Problem statement:
Copy each line exactly. Leave nothing out.

---- Records

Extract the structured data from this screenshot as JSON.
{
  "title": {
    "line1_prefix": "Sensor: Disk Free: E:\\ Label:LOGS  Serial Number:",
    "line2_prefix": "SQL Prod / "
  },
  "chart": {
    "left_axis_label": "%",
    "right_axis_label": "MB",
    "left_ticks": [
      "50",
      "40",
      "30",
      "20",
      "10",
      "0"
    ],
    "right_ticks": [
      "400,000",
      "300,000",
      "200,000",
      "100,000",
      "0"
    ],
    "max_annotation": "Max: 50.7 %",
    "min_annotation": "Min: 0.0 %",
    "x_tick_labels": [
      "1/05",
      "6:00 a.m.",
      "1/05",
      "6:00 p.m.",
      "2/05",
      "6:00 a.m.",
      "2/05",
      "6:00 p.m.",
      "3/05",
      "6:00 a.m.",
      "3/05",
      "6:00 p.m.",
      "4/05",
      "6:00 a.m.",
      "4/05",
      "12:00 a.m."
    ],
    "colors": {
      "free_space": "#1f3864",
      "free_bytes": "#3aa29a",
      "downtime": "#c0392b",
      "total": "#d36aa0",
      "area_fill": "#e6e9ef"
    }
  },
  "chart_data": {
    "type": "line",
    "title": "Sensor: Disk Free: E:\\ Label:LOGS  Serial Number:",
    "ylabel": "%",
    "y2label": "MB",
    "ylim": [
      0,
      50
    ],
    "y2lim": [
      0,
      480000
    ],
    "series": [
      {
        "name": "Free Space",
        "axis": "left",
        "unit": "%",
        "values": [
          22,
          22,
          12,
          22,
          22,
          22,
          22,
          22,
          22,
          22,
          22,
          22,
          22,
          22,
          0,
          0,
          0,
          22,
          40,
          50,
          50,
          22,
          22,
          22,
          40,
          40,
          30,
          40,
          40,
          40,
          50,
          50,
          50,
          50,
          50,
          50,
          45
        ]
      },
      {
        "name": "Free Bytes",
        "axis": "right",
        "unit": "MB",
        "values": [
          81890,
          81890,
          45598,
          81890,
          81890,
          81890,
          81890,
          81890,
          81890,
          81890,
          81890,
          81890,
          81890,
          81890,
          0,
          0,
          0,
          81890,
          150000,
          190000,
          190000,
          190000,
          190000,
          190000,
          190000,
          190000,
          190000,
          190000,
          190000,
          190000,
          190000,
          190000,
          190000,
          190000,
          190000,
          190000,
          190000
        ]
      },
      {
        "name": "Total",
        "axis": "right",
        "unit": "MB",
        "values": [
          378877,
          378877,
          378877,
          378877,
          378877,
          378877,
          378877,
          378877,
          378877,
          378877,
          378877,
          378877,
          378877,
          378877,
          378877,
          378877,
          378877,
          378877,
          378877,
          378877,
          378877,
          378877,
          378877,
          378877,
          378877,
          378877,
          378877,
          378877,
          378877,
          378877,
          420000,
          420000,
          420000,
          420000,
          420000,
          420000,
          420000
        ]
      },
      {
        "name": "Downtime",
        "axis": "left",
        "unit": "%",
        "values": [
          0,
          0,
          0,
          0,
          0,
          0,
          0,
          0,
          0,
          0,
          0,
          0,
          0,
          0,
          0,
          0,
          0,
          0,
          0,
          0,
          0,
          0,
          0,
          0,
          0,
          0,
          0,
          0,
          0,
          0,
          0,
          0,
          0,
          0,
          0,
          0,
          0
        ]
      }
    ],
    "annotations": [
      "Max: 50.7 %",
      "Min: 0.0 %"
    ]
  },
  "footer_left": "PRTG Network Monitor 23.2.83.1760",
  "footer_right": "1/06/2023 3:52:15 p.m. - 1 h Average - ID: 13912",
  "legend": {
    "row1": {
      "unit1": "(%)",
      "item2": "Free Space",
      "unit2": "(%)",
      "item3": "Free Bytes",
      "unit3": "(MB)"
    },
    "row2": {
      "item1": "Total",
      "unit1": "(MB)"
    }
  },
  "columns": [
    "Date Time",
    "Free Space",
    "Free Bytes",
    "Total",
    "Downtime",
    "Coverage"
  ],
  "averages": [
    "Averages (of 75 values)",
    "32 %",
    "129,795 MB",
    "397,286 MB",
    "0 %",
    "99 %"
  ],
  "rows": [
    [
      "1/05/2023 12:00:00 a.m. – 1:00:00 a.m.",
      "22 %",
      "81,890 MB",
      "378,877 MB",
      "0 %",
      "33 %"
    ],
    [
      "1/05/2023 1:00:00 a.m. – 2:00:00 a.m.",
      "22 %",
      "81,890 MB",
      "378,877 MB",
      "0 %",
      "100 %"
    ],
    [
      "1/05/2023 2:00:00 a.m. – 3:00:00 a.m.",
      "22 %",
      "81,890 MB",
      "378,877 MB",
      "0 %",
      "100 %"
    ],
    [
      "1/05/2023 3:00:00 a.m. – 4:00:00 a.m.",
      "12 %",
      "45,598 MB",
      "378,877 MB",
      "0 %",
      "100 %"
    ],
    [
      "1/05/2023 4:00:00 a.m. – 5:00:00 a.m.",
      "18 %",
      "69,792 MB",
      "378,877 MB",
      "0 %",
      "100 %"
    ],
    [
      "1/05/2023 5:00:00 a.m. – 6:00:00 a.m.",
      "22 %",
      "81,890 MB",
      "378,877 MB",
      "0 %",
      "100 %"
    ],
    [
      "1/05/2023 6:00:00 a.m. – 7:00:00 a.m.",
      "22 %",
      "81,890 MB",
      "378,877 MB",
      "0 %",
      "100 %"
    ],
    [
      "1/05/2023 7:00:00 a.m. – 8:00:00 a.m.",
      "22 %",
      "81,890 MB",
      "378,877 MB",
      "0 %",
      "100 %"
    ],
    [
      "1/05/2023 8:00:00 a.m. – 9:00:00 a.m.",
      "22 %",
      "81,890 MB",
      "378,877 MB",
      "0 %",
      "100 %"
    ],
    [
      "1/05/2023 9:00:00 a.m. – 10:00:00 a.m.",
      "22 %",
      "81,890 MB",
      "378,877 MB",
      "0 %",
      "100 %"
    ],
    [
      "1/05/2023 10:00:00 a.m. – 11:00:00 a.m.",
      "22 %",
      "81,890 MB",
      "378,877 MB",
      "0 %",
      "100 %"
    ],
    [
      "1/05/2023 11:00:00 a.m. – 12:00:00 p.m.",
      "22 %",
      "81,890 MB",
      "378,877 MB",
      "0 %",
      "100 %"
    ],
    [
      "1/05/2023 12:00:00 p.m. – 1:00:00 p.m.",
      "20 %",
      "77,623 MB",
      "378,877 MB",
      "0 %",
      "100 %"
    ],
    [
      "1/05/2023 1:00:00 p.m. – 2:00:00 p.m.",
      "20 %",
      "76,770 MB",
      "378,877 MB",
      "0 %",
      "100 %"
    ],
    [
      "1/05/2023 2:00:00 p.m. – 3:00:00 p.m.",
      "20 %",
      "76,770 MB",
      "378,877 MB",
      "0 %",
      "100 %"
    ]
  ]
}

--------

Answer for the task:
Extract the structured data from this screenshot as JSON.
{
  "title": {
    "line1_prefix": "Sensor: Disk Free: E:\\ Label:LOGS  Serial Number:",
    "line2_prefix": "SQL Prod / "
  },
  "chart": {
    "left_axis_label": "%",
    "right_axis_label": "MB",
    "left_ticks": [
      "50",
      "40",
      "30",
      "20",
      "10",
      "0"
    ],
    "right_ticks": [
      "400,000",
      "300,000",
      "200,000",
      "100,000",
      "0"
    ],
    "max_annotation": "Max: 50.7 %",
    "min_annotation": "Min: 0.0 %",
    "x_tick_labels": [
      "1/05",
      "6:00 a.m.",
      "1/05",
      "6:00 p.m.",
      "2/05",
      "6:00 a.m.",
      "2/05",
      "6:00 p.m.",
      "3/05",
      "6:00 a.m.",
      "3/05",
      "6:00 p.m.",
      "4/05",
      "6:00 a.m.",
      "4/05",
      "12:00 a.m."
    ],
    "colors": {
      "free_space": "#1f3864",
      "free_bytes": "#3aa29a",
      "downtime": "#c0392b",
      "total": "#d36aa0",
      "area_fill": "#e6e9ef"
    }
  },
  "chart_data": {
    "type": "line",
    "title": "Sensor: Disk Free: E:\\ Label:LOGS  Serial Number:",
    "ylabel": "%",
    "y2label": "MB",
    "ylim": [
      0,
      50
    ],
    "y2lim": [
      0,
      480000
    ],
    "series": [
      {
        "name": "Free Space",
        "axis": "left",
        "unit": "%",
        "values": [
          22,
          22,
          12,
          22,
          22,
          22,
          22,
          22,
          22,
          22,
          22,
          22,
          22,
          22,
          0,
          0,
          0,
          22,
          40,
          50,
          50,
          22,
          22,
          22,
          40,
          40,
          30,
          40,
          40,
          40,
          50,
          50,
          50,
          50,
          50,
          50,
          45
        ]
      },
      {
        "name": "Free Bytes",
        "axis": "right",
        "unit": "MB",
        "values": [
          81890,
          81890,
          45598,
          81890,
          81890,
          81890,
          81890,
          81890,
          81890,
          81890,
          81890,
          81890,
          81890,
          81890,
          0,
          0,
          0,
          81890,
          150000,
          190000,
          190000,
          190000,
          190000,
          190000,
          190000,
          190000,
          190000,
          190000,
          190000,
          190000,
          190000,
          190000,
          190000,
          190000,
          190000,
          190000,
          190000
        ]
      },
      {
        "name": "Total",
        "axis": "right",
        "unit": "MB",
        "values": [
          378877,
          378877,
          378877,
          378877,
          378877,
          378877,
          378877,
          378877,
          378877,
          378877,
          378877,
          378877,
          378877,
          378877,
          378877,
          378877,
          378877,
          378877,
          378877,
          378877,
          378877,
          378877,
          378877,
          378877,
          378877,
          378877,
          378877,
          378877,
          378877,
          378877,
          420000,
          420000,
          420000,
          420000,
          420000,
          420000,
          420000
        ]
      },
      {
        "name": "Downtime",
        "axis": "left",
        "unit": "%",
        "values": [
          0,
          0,
          0,
          0,
          0,
          0,
          0,
          0,
          0,
          0,
          0,
          0,
          0,
          0,
          0,
          0,
          0,
          0,
          0,
          0,
          0,
          0,
          0,
          0,
          0,
          0,
          0,
          0,
          0,
          0,
          0,
          0,
          0,
          0,
          0,
          0,
          0
        ]
      }
    ],
    "annotations": [
      "Max: 50.7 %",
      "Min: 0.0 %"
    ]
  },
  "footer_left": "PRTG Network Monitor 23.2.83.1760",
  "footer_right": "1/06/2023 3:52:15 p.m. - 1 h Average - ID: 13912",
  "legend": {
    "row1": {
      "unit1": "(%)",
      "item2": "Free Space",
      "unit2": "(%)",
      "item3": "Free Bytes",
      "unit3": "(MB)"
    },
    "row2": {
      "item1": "Total",
      "unit1": "(MB)"
    }
  },
  "columns": [
    "Date Time",
    "Free Space",
    "Free Bytes",
    "Total",
    "Downtime",
    "Coverage"
  ],
  "averages": [
    "Averages (of 75 values)",
    "32 %",
    "129,795 MB",
    "397,286 MB",
    "0 %",
    "99 %"
  ],
  "rows": [
    [
      "1/05/2023 12:00:00 a.m. – 1:00:00 a.m.",
      "22 %",
      "81,890 MB",
      "378,877 MB",
      "0 %",
      "33 %"
    ],
    [
      "1/05/2023 1:00:00 a.m. – 2:00:00 a.m.",
      "22 %",
      "81,890 MB",
      "378,877 MB",
      "0 %",
      "100 %"
    ],
    [
      "1/05/2023 2:00:00 a.m. – 3:00:00 a.m.",
      "22 %",
      "81,890 MB",
      "378,877 MB",
      "0 %",
      "100 %"
    ],
    [
      "1/05/2023 3:00:00 a.m. – 4:00:00 a.m.",
      "12 %",
      "45,598 MB",
      "378,877 MB",
      "0 %",
      "100 %"
    ],
    [
      "1/05/2023 4:00:00 a.m. – 5:00:00 a.m.",
      "18 %",
      "69,792 MB",
      "378,877 MB",
      "0 %",
      "100 %"
    ],
    [
      "1/05/2023 5:00:00 a.m. – 6:00:00 a.m.",
      "22 %",
      "81,890 MB",
      "378,877 MB",
      "0 %",
      "100 %"
    ],
    [
      "1/05/2023 6:00:00 a.m. – 7:00:00 a.m.",
      "22 %",
      "81,890 MB",
      "378,877 MB",
      "0 %",
      "100 %"
    ],
    [
      "1/05/2023 7:00:00 a.m. – 8:00:00 a.m.",
      "22 %",
      "81,890 MB",
      "378,877 MB",
      "0 %",
      "100 %"
    ],
    [
      "1/05/2023 8:00:00 a.m. – 9:00:00 a.m.",
      "22 %",
      "81,890 MB",
      "378,877 MB",
      "0 %",
      "100 %"
    ],
    [
      "1/05/2023 9:00:00 a.m. – 10:00:00 a.m.",
      "22 %",
      "81,890 MB",
      "378,877 MB",
      "0 %",
      "100 %"
    ],
    [
      "1/05/2023 10:00:00 a.m. – 11:00:00 a.m.",
      "22 %",
      "81,890 MB",
      "378,877 MB",
      "0 %",
      "100 %"
    ],
    [
      "1/05/2023 11:00:00 a.m. – 12:00:00 p.m.",
      "22 %",
      "81,890 MB",
      "378,877 MB",
      "0 %",
      "100 %"
    ],
    [
      "1/05/2023 12:00:00 p.m. – 1:00:00 p.m.",
      "20 %",
      "77,623 MB",
      "378,877 MB",
      "0 %",
      "100 %"
    ],
    [
      "1/05/2023 1:00:00 p.m. – 2:00:00 p.m.",
      "20 %",
      "76,770 MB",
      "378,877 MB",
      "0 %",
      "100 %"
    ],
    [
      "1/05/2023 2:00:00 p.m. – 3:00:00 p.m.",
      "20 %",
      "76,770 MB",
      "378,877 MB",
      "0 %",
      "100 %"
    ]
  ]
}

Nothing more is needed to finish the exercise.